## JOB
Leave the pictures out, and retype all of the material exactly as written.

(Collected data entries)
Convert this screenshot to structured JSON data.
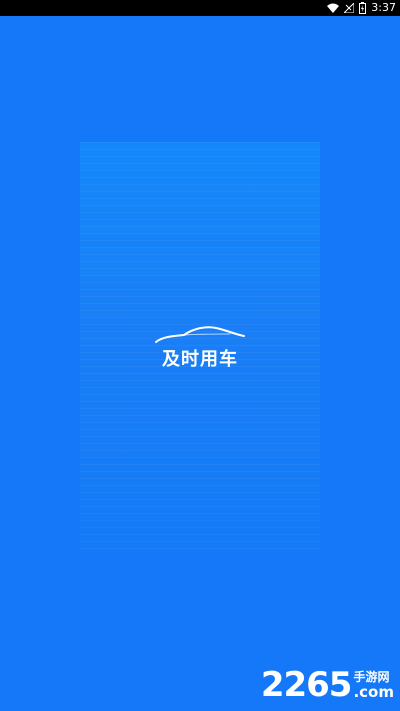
{
  "status_bar": {
    "time": "3:37",
    "icons": [
      "wifi-icon",
      "signal-off-icon",
      "battery-icon"
    ]
  },
  "splash": {
    "app_name": "及时用车",
    "logo_icon": "car-silhouette-icon"
  },
  "watermark": {
    "number": "2265",
    "site_cn": "手游网",
    "domain_suffix": ".com"
  },
  "colors": {
    "background": "#1478f8",
    "card_top": "#1488fa",
    "card_bottom": "#147af6",
    "text": "#ffffff",
    "status_bar": "#000000"
  }
}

## FULL ANSWER
Convert this screenshot to structured JSON data.
{
  "status_bar": {
    "time": "3:37",
    "icons": [
      "wifi-icon",
      "signal-off-icon",
      "battery-icon"
    ]
  },
  "splash": {
    "app_name": "及时用车",
    "logo_icon": "car-silhouette-icon"
  },
  "watermark": {
    "number": "2265",
    "site_cn": "手游网",
    "domain_suffix": ".com"
  },
  "colors": {
    "background": "#1478f8",
    "card_top": "#1488fa",
    "card_bottom": "#147af6",
    "text": "#ffffff",
    "status_bar": "#000000"
  }
}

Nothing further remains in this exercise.